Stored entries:

+++

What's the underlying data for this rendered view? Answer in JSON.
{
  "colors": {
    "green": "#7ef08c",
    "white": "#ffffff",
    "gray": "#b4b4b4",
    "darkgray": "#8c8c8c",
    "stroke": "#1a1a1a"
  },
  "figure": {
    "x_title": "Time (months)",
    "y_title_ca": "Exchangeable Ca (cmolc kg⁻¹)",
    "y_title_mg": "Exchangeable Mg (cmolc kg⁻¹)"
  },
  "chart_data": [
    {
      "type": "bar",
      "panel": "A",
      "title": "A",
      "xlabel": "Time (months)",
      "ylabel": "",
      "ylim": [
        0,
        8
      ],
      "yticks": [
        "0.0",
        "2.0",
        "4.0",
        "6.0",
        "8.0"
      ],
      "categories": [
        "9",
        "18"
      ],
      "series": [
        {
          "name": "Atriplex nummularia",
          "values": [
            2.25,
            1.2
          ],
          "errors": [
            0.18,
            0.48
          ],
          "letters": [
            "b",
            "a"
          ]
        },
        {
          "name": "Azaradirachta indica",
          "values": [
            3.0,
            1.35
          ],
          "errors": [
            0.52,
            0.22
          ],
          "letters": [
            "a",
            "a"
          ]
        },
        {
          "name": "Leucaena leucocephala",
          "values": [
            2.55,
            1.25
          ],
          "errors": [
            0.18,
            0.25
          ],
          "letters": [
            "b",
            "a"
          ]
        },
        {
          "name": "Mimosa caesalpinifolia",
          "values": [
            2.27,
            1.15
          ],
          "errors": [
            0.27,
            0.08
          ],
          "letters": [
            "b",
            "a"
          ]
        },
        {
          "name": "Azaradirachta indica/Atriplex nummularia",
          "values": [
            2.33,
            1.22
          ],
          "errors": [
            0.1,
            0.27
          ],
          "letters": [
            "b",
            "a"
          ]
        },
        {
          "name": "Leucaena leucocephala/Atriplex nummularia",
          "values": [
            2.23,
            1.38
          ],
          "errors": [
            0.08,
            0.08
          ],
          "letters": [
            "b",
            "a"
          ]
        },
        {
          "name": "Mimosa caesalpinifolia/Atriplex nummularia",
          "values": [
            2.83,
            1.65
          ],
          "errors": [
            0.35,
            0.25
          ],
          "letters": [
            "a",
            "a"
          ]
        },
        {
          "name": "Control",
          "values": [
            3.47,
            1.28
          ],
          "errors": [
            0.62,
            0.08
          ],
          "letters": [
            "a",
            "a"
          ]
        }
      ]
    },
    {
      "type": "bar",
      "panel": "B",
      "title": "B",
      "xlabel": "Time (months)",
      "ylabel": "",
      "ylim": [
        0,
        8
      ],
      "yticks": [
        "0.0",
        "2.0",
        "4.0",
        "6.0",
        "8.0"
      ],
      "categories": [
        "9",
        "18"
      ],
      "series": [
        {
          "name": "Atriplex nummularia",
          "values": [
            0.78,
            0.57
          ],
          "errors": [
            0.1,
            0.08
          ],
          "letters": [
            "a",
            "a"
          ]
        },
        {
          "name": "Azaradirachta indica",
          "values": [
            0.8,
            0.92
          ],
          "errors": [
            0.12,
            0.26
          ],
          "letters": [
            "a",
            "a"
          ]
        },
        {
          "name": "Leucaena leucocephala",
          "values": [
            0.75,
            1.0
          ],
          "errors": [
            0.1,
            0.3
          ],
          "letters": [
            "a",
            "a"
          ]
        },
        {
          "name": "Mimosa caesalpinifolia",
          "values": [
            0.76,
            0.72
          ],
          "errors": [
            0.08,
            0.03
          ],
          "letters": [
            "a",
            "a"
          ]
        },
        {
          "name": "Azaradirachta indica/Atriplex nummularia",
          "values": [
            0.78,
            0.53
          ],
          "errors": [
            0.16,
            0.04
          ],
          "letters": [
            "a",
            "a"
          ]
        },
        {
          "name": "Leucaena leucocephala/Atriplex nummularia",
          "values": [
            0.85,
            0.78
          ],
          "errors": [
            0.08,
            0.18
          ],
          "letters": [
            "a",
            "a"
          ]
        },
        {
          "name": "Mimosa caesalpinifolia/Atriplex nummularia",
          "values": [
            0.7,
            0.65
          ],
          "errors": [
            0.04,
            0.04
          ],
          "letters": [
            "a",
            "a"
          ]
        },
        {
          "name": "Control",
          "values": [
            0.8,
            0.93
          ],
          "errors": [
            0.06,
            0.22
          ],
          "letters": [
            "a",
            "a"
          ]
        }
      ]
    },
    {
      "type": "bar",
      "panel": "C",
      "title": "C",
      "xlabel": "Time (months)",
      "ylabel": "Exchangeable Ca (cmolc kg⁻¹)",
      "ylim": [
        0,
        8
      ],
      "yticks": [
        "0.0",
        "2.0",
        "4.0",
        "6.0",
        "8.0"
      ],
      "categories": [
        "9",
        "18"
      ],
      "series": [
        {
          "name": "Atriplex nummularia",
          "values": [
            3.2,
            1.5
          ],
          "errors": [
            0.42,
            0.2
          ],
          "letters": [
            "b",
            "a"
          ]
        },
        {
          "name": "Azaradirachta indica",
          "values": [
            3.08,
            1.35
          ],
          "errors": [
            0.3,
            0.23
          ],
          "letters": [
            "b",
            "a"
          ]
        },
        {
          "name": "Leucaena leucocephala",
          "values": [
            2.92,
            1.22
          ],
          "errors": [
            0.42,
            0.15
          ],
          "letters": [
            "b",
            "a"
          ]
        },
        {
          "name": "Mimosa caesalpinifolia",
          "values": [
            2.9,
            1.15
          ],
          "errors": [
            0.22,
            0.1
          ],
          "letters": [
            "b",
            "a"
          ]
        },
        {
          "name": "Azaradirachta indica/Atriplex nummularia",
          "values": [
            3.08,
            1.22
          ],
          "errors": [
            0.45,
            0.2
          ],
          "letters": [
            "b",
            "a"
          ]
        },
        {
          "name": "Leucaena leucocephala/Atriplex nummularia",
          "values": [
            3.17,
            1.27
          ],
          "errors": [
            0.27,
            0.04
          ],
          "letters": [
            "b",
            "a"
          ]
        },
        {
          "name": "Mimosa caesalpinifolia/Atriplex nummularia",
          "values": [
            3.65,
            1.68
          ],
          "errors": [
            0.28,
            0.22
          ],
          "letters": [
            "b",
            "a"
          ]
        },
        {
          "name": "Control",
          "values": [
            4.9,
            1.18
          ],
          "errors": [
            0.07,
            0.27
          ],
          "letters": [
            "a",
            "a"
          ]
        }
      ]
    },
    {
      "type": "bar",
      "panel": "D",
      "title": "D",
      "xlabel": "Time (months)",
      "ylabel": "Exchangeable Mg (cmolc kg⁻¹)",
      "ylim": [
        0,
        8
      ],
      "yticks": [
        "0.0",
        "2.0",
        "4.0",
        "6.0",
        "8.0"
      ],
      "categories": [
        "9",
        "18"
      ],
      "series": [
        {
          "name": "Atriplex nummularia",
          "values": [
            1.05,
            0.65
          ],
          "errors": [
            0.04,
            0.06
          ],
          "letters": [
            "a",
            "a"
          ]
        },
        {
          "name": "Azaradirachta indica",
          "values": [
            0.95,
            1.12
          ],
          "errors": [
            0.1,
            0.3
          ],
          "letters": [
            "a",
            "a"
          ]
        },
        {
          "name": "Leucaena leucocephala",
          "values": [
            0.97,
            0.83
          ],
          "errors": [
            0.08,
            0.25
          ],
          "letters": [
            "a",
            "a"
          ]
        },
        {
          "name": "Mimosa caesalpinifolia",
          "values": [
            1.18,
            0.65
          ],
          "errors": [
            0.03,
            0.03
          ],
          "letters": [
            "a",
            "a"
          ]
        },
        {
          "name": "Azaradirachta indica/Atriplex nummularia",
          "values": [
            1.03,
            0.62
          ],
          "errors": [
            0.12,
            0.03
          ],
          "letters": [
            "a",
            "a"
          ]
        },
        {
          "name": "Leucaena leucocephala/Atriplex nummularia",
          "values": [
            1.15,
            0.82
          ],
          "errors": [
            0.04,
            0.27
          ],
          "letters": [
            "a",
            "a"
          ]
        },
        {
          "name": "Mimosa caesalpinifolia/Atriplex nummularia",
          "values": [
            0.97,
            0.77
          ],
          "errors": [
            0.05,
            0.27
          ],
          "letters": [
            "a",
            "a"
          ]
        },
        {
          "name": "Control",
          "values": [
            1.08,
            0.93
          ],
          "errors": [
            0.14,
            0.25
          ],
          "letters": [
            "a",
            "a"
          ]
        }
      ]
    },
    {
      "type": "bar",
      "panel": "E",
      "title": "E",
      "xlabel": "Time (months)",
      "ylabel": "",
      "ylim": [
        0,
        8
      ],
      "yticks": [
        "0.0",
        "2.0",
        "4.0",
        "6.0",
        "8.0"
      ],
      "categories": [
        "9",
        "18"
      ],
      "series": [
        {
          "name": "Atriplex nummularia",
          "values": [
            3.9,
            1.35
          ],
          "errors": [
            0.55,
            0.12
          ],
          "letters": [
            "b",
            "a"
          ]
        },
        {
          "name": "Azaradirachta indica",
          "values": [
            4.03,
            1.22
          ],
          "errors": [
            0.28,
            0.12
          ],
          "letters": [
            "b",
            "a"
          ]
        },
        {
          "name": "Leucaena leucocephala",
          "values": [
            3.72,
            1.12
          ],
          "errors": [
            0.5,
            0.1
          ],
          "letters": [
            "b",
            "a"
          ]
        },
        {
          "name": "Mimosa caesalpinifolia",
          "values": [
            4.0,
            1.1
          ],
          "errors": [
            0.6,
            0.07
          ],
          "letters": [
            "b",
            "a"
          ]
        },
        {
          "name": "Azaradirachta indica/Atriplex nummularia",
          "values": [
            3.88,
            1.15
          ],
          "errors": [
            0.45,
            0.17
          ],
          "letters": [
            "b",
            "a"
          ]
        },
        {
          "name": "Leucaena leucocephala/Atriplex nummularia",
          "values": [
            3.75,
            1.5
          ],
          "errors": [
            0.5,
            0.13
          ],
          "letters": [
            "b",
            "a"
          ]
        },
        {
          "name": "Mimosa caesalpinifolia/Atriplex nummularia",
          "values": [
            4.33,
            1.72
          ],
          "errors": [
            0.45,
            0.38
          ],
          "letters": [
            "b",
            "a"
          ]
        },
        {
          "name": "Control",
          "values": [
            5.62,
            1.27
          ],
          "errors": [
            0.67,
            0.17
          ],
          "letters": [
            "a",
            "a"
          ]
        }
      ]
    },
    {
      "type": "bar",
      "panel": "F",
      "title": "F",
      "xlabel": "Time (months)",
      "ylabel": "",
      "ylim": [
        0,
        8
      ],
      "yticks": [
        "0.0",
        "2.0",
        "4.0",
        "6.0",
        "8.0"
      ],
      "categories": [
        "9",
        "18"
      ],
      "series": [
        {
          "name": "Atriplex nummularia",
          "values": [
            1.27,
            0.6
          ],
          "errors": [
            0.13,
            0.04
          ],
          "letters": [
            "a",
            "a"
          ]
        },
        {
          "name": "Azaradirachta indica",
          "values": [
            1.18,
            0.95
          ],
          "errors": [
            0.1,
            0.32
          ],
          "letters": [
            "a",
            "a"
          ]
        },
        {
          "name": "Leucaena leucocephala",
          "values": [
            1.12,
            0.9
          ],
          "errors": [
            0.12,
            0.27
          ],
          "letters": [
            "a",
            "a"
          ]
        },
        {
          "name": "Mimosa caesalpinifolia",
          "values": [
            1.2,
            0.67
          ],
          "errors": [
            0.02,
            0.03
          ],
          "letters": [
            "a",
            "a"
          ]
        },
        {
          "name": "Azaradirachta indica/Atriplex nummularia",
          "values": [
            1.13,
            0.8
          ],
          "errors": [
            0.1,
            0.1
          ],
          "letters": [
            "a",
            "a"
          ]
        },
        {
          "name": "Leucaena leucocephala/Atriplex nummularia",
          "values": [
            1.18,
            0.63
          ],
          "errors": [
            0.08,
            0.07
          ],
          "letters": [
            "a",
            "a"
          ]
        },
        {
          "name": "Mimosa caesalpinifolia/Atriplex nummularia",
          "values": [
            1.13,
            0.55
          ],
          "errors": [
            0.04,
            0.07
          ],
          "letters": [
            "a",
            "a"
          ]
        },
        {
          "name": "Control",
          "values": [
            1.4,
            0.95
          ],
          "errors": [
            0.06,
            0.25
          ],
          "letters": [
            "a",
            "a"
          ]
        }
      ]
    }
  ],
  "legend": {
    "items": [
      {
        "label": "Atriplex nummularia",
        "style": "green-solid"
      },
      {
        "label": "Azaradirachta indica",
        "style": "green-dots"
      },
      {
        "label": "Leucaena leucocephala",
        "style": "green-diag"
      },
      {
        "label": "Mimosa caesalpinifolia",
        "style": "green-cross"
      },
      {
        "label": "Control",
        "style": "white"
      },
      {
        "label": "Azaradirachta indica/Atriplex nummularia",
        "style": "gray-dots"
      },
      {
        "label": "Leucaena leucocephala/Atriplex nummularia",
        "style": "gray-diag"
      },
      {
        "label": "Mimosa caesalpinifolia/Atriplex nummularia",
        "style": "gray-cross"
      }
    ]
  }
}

+++

STATED TASK: Gather and copy every line of the data in which the string "panel" is found.

RESPONSE:
      "panel": "A",
      "panel": "B",
      "panel": "C",
      "panel": "D",
      "panel": "E",
      "panel": "F",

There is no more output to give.